[Figure record extracts]
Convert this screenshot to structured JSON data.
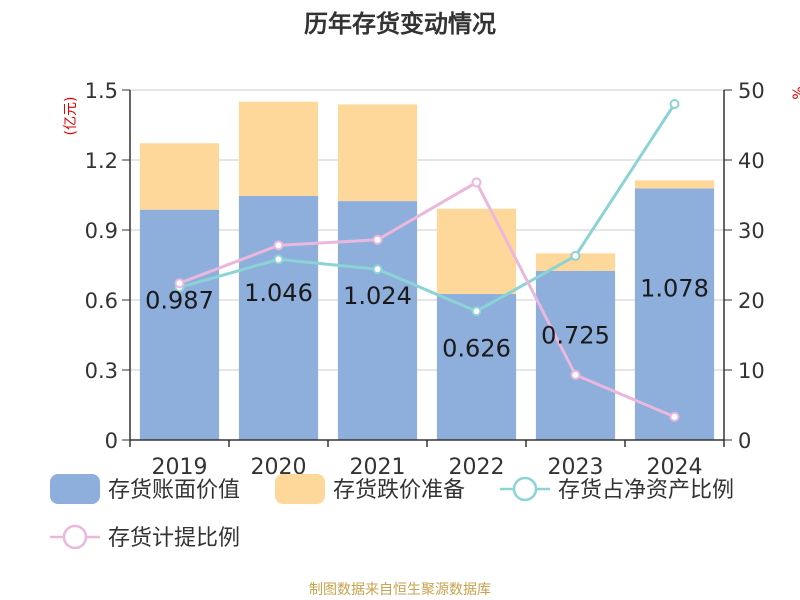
{
  "chart_data": {
    "type": "bar",
    "title": "历年存货变动情况",
    "left_unit": "(亿元)",
    "right_unit": "%",
    "categories": [
      "2019",
      "2020",
      "2021",
      "2022",
      "2023",
      "2024"
    ],
    "left_ticks": [
      "0",
      "0.3",
      "0.6",
      "0.9",
      "1.2",
      "1.5"
    ],
    "right_ticks": [
      "0",
      "10",
      "20",
      "30",
      "40",
      "50"
    ],
    "ylim": [
      0,
      1.5
    ],
    "y2lim": [
      0,
      50
    ],
    "grid": true,
    "series": [
      {
        "name": "存货账面价值",
        "kind": "bar",
        "stack": "main",
        "color": "#8eaedb",
        "values": [
          0.987,
          1.046,
          1.024,
          0.626,
          0.725,
          1.078
        ],
        "labels": [
          "0.987",
          "1.046",
          "1.024",
          "0.626",
          "0.725",
          "1.078"
        ]
      },
      {
        "name": "存货跌价准备",
        "kind": "bar",
        "stack": "main",
        "color": "#fdd89a",
        "values": [
          0.285,
          0.404,
          0.414,
          0.365,
          0.075,
          0.035
        ]
      },
      {
        "name": "存货占净资产比例",
        "kind": "line",
        "axis": "right",
        "color": "#8cd3d6",
        "values": [
          21.8,
          25.8,
          24.4,
          18.4,
          26.3,
          48.0
        ]
      },
      {
        "name": "存货计提比例",
        "kind": "line",
        "axis": "right",
        "color": "#e9b8dc",
        "values": [
          22.4,
          27.8,
          28.6,
          36.8,
          9.3,
          3.3
        ]
      }
    ],
    "legend_position": "bottom"
  },
  "footer": {
    "source": "制图数据来自恒生聚源数据库"
  }
}
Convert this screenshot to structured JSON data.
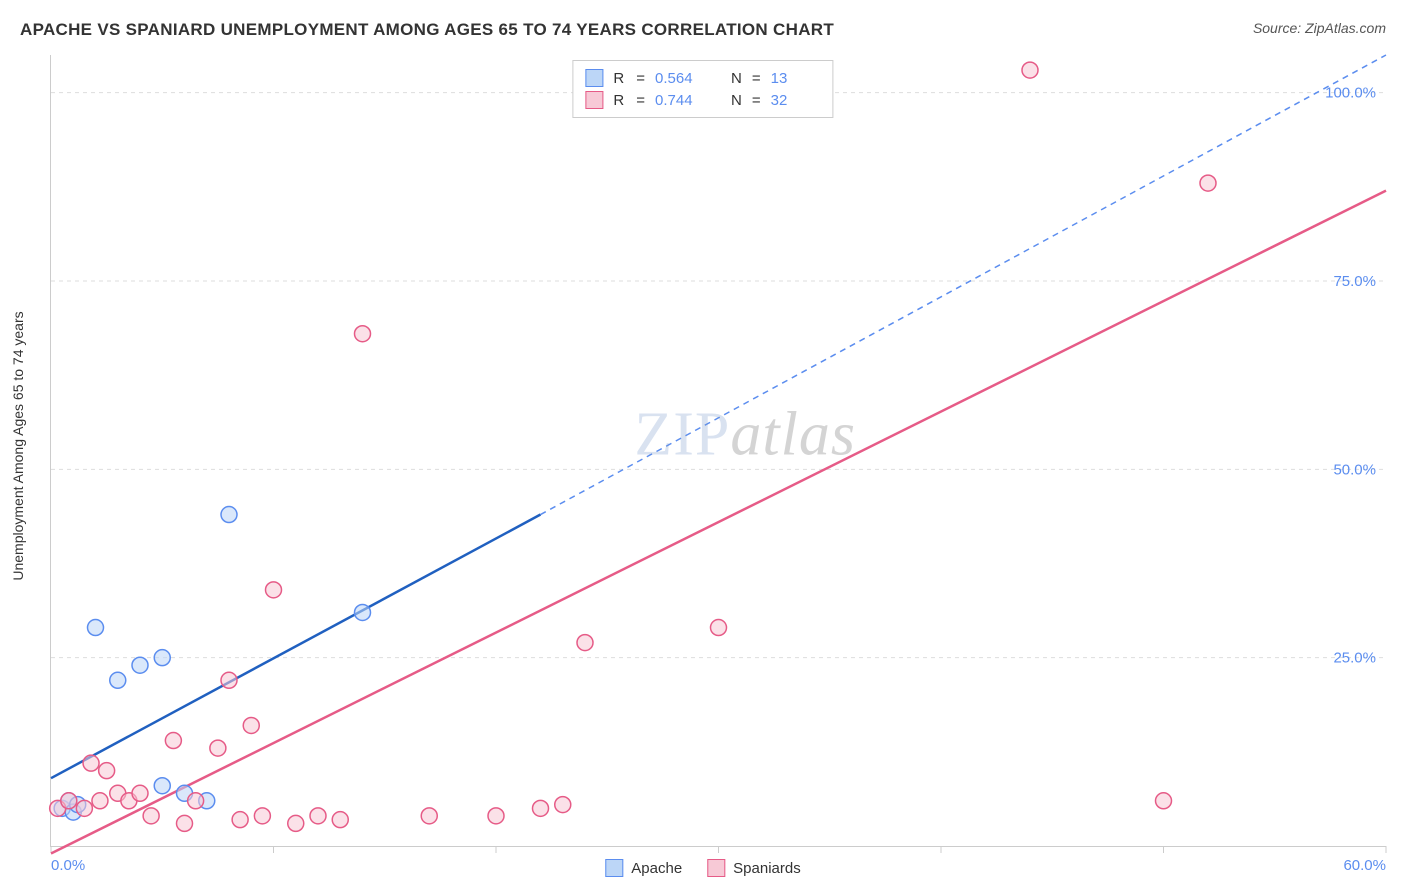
{
  "title": "APACHE VS SPANIARD UNEMPLOYMENT AMONG AGES 65 TO 74 YEARS CORRELATION CHART",
  "source_label": "Source: ZipAtlas.com",
  "y_axis_label": "Unemployment Among Ages 65 to 74 years",
  "watermark": {
    "part1": "ZIP",
    "part2": "atlas"
  },
  "legend_top": {
    "rows": [
      {
        "swatch_fill": "#bcd6f7",
        "swatch_border": "#5b8def",
        "r_label": "R",
        "r_value": "0.564",
        "n_label": "N",
        "n_value": "13"
      },
      {
        "swatch_fill": "#f7c9d6",
        "swatch_border": "#e65b87",
        "r_label": "R",
        "r_value": "0.744",
        "n_label": "N",
        "n_value": "32"
      }
    ]
  },
  "legend_bottom": {
    "items": [
      {
        "swatch_fill": "#bcd6f7",
        "swatch_border": "#5b8def",
        "label": "Apache"
      },
      {
        "swatch_fill": "#f7c9d6",
        "swatch_border": "#e65b87",
        "label": "Spaniards"
      }
    ]
  },
  "chart": {
    "type": "scatter",
    "xlim": [
      0,
      60
    ],
    "ylim": [
      0,
      105
    ],
    "x_ticks": [
      0,
      10,
      20,
      30,
      40,
      50,
      60
    ],
    "x_tick_labels": {
      "0": "0.0%",
      "60": "60.0%"
    },
    "y_ticks": [
      25,
      50,
      75,
      100
    ],
    "y_tick_labels": {
      "25": "25.0%",
      "50": "50.0%",
      "75": "75.0%",
      "100": "100.0%"
    },
    "grid_color": "#dddddd",
    "background_color": "#ffffff",
    "marker_radius": 8,
    "marker_stroke_width": 1.5,
    "line_width": 2.5,
    "series": [
      {
        "name": "Apache",
        "color_fill": "rgba(188,214,247,0.55)",
        "color_stroke": "#5b8def",
        "trend_line_color": "#2060c0",
        "trend_dash_color": "#5b8def",
        "trend": {
          "x1": 0,
          "y1": 9,
          "x2_solid": 22,
          "y2_solid": 44,
          "x2_dash": 60,
          "y2_dash": 105
        },
        "points": [
          {
            "x": 0.5,
            "y": 5
          },
          {
            "x": 0.8,
            "y": 6
          },
          {
            "x": 1.0,
            "y": 4.5
          },
          {
            "x": 1.2,
            "y": 5.5
          },
          {
            "x": 2.0,
            "y": 29
          },
          {
            "x": 3.0,
            "y": 22
          },
          {
            "x": 4.0,
            "y": 24
          },
          {
            "x": 5.0,
            "y": 25
          },
          {
            "x": 5.0,
            "y": 8
          },
          {
            "x": 6.0,
            "y": 7
          },
          {
            "x": 7.0,
            "y": 6
          },
          {
            "x": 8.0,
            "y": 44
          },
          {
            "x": 14.0,
            "y": 31
          }
        ]
      },
      {
        "name": "Spaniards",
        "color_fill": "rgba(247,201,214,0.55)",
        "color_stroke": "#e65b87",
        "trend_line_color": "#e65b87",
        "trend": {
          "x1": 0,
          "y1": -1,
          "x2_solid": 60,
          "y2_solid": 87
        },
        "points": [
          {
            "x": 0.3,
            "y": 5
          },
          {
            "x": 0.8,
            "y": 6
          },
          {
            "x": 1.5,
            "y": 5
          },
          {
            "x": 1.8,
            "y": 11
          },
          {
            "x": 2.2,
            "y": 6
          },
          {
            "x": 2.5,
            "y": 10
          },
          {
            "x": 3.0,
            "y": 7
          },
          {
            "x": 3.5,
            "y": 6
          },
          {
            "x": 4.0,
            "y": 7
          },
          {
            "x": 4.5,
            "y": 4
          },
          {
            "x": 5.5,
            "y": 14
          },
          {
            "x": 6.0,
            "y": 3
          },
          {
            "x": 6.5,
            "y": 6
          },
          {
            "x": 7.5,
            "y": 13
          },
          {
            "x": 8.0,
            "y": 22
          },
          {
            "x": 8.5,
            "y": 3.5
          },
          {
            "x": 9.0,
            "y": 16
          },
          {
            "x": 9.5,
            "y": 4
          },
          {
            "x": 10.0,
            "y": 34
          },
          {
            "x": 11.0,
            "y": 3
          },
          {
            "x": 12.0,
            "y": 4
          },
          {
            "x": 13.0,
            "y": 3.5
          },
          {
            "x": 14.0,
            "y": 68
          },
          {
            "x": 17.0,
            "y": 4
          },
          {
            "x": 20.0,
            "y": 4
          },
          {
            "x": 22.0,
            "y": 5
          },
          {
            "x": 23.0,
            "y": 5.5
          },
          {
            "x": 24.0,
            "y": 27
          },
          {
            "x": 30.0,
            "y": 29
          },
          {
            "x": 44.0,
            "y": 103
          },
          {
            "x": 50.0,
            "y": 6
          },
          {
            "x": 52.0,
            "y": 88
          }
        ]
      }
    ]
  }
}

WHAT YOU HAVE TO DO » Transcribe the records above exactly, leaving out every picture.

SOLUTION BELOW »
Convert this screenshot to structured JSON data.
{
  "chart_data": {
    "type": "bar",
    "title": "历年存货变动情况",
    "left_unit": "(亿元)",
    "right_unit": "%",
    "categories": [
      "2019",
      "2020",
      "2021",
      "2022",
      "2023",
      "2024"
    ],
    "left_ticks": [
      "0",
      "0.3",
      "0.6",
      "0.9",
      "1.2",
      "1.5"
    ],
    "right_ticks": [
      "0",
      "10",
      "20",
      "30",
      "40",
      "50"
    ],
    "ylim": [
      0,
      1.5
    ],
    "y2lim": [
      0,
      50
    ],
    "grid": true,
    "series": [
      {
        "name": "存货账面价值",
        "kind": "bar",
        "stack": "main",
        "color": "#8eaedb",
        "values": [
          0.987,
          1.046,
          1.024,
          0.626,
          0.725,
          1.078
        ],
        "labels": [
          "0.987",
          "1.046",
          "1.024",
          "0.626",
          "0.725",
          "1.078"
        ]
      },
      {
        "name": "存货跌价准备",
        "kind": "bar",
        "stack": "main",
        "color": "#fdd89a",
        "values": [
          0.285,
          0.404,
          0.414,
          0.365,
          0.075,
          0.035
        ]
      },
      {
        "name": "存货占净资产比例",
        "kind": "line",
        "axis": "right",
        "color": "#8cd3d6",
        "values": [
          21.8,
          25.8,
          24.4,
          18.4,
          26.3,
          48.0
        ]
      },
      {
        "name": "存货计提比例",
        "kind": "line",
        "axis": "right",
        "color": "#e9b8dc",
        "values": [
          22.4,
          27.8,
          28.6,
          36.8,
          9.3,
          3.3
        ]
      }
    ],
    "legend_position": "bottom"
  },
  "footer": {
    "source": "制图数据来自恒生聚源数据库"
  }
}
Convert this screenshot to structured JSON data.
{
  "title": "APACHE VS SPANIARD UNEMPLOYMENT AMONG AGES 65 TO 74 YEARS CORRELATION CHART",
  "source_label": "Source: ZipAtlas.com",
  "y_axis_label": "Unemployment Among Ages 65 to 74 years",
  "watermark": {
    "part1": "ZIP",
    "part2": "atlas"
  },
  "legend_top": {
    "rows": [
      {
        "swatch_fill": "#bcd6f7",
        "swatch_border": "#5b8def",
        "r_label": "R",
        "r_value": "0.564",
        "n_label": "N",
        "n_value": "13"
      },
      {
        "swatch_fill": "#f7c9d6",
        "swatch_border": "#e65b87",
        "r_label": "R",
        "r_value": "0.744",
        "n_label": "N",
        "n_value": "32"
      }
    ]
  },
  "legend_bottom": {
    "items": [
      {
        "swatch_fill": "#bcd6f7",
        "swatch_border": "#5b8def",
        "label": "Apache"
      },
      {
        "swatch_fill": "#f7c9d6",
        "swatch_border": "#e65b87",
        "label": "Spaniards"
      }
    ]
  },
  "chart": {
    "type": "scatter",
    "xlim": [
      0,
      60
    ],
    "ylim": [
      0,
      105
    ],
    "x_ticks": [
      0,
      10,
      20,
      30,
      40,
      50,
      60
    ],
    "x_tick_labels": {
      "0": "0.0%",
      "60": "60.0%"
    },
    "y_ticks": [
      25,
      50,
      75,
      100
    ],
    "y_tick_labels": {
      "25": "25.0%",
      "50": "50.0%",
      "75": "75.0%",
      "100": "100.0%"
    },
    "grid_color": "#dddddd",
    "background_color": "#ffffff",
    "marker_radius": 8,
    "marker_stroke_width": 1.5,
    "line_width": 2.5,
    "series": [
      {
        "name": "Apache",
        "color_fill": "rgba(188,214,247,0.55)",
        "color_stroke": "#5b8def",
        "trend_line_color": "#2060c0",
        "trend_dash_color": "#5b8def",
        "trend": {
          "x1": 0,
          "y1": 9,
          "x2_solid": 22,
          "y2_solid": 44,
          "x2_dash": 60,
          "y2_dash": 105
        },
        "points": [
          {
            "x": 0.5,
            "y": 5
          },
          {
            "x": 0.8,
            "y": 6
          },
          {
            "x": 1.0,
            "y": 4.5
          },
          {
            "x": 1.2,
            "y": 5.5
          },
          {
            "x": 2.0,
            "y": 29
          },
          {
            "x": 3.0,
            "y": 22
          },
          {
            "x": 4.0,
            "y": 24
          },
          {
            "x": 5.0,
            "y": 25
          },
          {
            "x": 5.0,
            "y": 8
          },
          {
            "x": 6.0,
            "y": 7
          },
          {
            "x": 7.0,
            "y": 6
          },
          {
            "x": 8.0,
            "y": 44
          },
          {
            "x": 14.0,
            "y": 31
          }
        ]
      },
      {
        "name": "Spaniards",
        "color_fill": "rgba(247,201,214,0.55)",
        "color_stroke": "#e65b87",
        "trend_line_color": "#e65b87",
        "trend": {
          "x1": 0,
          "y1": -1,
          "x2_solid": 60,
          "y2_solid": 87
        },
        "points": [
          {
            "x": 0.3,
            "y": 5
          },
          {
            "x": 0.8,
            "y": 6
          },
          {
            "x": 1.5,
            "y": 5
          },
          {
            "x": 1.8,
            "y": 11
          },
          {
            "x": 2.2,
            "y": 6
          },
          {
            "x": 2.5,
            "y": 10
          },
          {
            "x": 3.0,
            "y": 7
          },
          {
            "x": 3.5,
            "y": 6
          },
          {
            "x": 4.0,
            "y": 7
          },
          {
            "x": 4.5,
            "y": 4
          },
          {
            "x": 5.5,
            "y": 14
          },
          {
            "x": 6.0,
            "y": 3
          },
          {
            "x": 6.5,
            "y": 6
          },
          {
            "x": 7.5,
            "y": 13
          },
          {
            "x": 8.0,
            "y": 22
          },
          {
            "x": 8.5,
            "y": 3.5
          },
          {
            "x": 9.0,
            "y": 16
          },
          {
            "x": 9.5,
            "y": 4
          },
          {
            "x": 10.0,
            "y": 34
          },
          {
            "x": 11.0,
            "y": 3
          },
          {
            "x": 12.0,
            "y": 4
          },
          {
            "x": 13.0,
            "y": 3.5
          },
          {
            "x": 14.0,
            "y": 68
          },
          {
            "x": 17.0,
            "y": 4
          },
          {
            "x": 20.0,
            "y": 4
          },
          {
            "x": 22.0,
            "y": 5
          },
          {
            "x": 23.0,
            "y": 5.5
          },
          {
            "x": 24.0,
            "y": 27
          },
          {
            "x": 30.0,
            "y": 29
          },
          {
            "x": 44.0,
            "y": 103
          },
          {
            "x": 50.0,
            "y": 6
          },
          {
            "x": 52.0,
            "y": 88
          }
        ]
      }
    ]
  }
}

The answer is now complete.